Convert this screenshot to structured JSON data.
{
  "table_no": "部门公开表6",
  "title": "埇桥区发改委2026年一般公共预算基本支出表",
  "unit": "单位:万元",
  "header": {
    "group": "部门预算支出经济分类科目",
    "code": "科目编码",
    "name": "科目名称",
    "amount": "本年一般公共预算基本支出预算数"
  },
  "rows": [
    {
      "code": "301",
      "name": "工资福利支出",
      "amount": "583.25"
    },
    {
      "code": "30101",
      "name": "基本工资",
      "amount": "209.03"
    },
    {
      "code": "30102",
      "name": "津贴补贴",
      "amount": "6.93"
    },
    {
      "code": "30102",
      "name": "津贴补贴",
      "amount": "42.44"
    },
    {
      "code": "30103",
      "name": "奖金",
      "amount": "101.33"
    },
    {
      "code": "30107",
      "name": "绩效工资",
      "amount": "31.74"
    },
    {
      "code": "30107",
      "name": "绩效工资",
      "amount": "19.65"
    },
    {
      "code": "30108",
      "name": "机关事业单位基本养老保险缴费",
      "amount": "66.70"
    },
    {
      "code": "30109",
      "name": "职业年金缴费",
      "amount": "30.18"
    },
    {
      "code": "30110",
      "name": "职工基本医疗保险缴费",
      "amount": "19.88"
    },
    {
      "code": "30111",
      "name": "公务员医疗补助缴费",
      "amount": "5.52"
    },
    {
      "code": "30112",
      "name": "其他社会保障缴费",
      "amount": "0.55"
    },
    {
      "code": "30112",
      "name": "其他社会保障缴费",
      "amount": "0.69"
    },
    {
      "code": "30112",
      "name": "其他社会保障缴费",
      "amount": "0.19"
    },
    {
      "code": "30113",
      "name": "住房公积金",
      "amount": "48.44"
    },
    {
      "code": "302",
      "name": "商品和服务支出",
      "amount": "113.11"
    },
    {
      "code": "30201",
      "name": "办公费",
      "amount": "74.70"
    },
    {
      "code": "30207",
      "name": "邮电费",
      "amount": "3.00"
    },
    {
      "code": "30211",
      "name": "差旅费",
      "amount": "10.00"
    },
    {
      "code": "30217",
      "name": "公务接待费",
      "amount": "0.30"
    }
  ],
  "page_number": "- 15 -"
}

_TASK REQUIREMENTS_
Write the complete data out, exactly as above.

_COMPLETED TASK_
Convert this screenshot to structured JSON data.
{
  "table_no": "部门公开表6",
  "title": "埇桥区发改委2026年一般公共预算基本支出表",
  "unit": "单位:万元",
  "header": {
    "group": "部门预算支出经济分类科目",
    "code": "科目编码",
    "name": "科目名称",
    "amount": "本年一般公共预算基本支出预算数"
  },
  "rows": [
    {
      "code": "301",
      "name": "工资福利支出",
      "amount": "583.25"
    },
    {
      "code": "30101",
      "name": "基本工资",
      "amount": "209.03"
    },
    {
      "code": "30102",
      "name": "津贴补贴",
      "amount": "6.93"
    },
    {
      "code": "30102",
      "name": "津贴补贴",
      "amount": "42.44"
    },
    {
      "code": "30103",
      "name": "奖金",
      "amount": "101.33"
    },
    {
      "code": "30107",
      "name": "绩效工资",
      "amount": "31.74"
    },
    {
      "code": "30107",
      "name": "绩效工资",
      "amount": "19.65"
    },
    {
      "code": "30108",
      "name": "机关事业单位基本养老保险缴费",
      "amount": "66.70"
    },
    {
      "code": "30109",
      "name": "职业年金缴费",
      "amount": "30.18"
    },
    {
      "code": "30110",
      "name": "职工基本医疗保险缴费",
      "amount": "19.88"
    },
    {
      "code": "30111",
      "name": "公务员医疗补助缴费",
      "amount": "5.52"
    },
    {
      "code": "30112",
      "name": "其他社会保障缴费",
      "amount": "0.55"
    },
    {
      "code": "30112",
      "name": "其他社会保障缴费",
      "amount": "0.69"
    },
    {
      "code": "30112",
      "name": "其他社会保障缴费",
      "amount": "0.19"
    },
    {
      "code": "30113",
      "name": "住房公积金",
      "amount": "48.44"
    },
    {
      "code": "302",
      "name": "商品和服务支出",
      "amount": "113.11"
    },
    {
      "code": "30201",
      "name": "办公费",
      "amount": "74.70"
    },
    {
      "code": "30207",
      "name": "邮电费",
      "amount": "3.00"
    },
    {
      "code": "30211",
      "name": "差旅费",
      "amount": "10.00"
    },
    {
      "code": "30217",
      "name": "公务接待费",
      "amount": "0.30"
    }
  ],
  "page_number": "- 15 -"
}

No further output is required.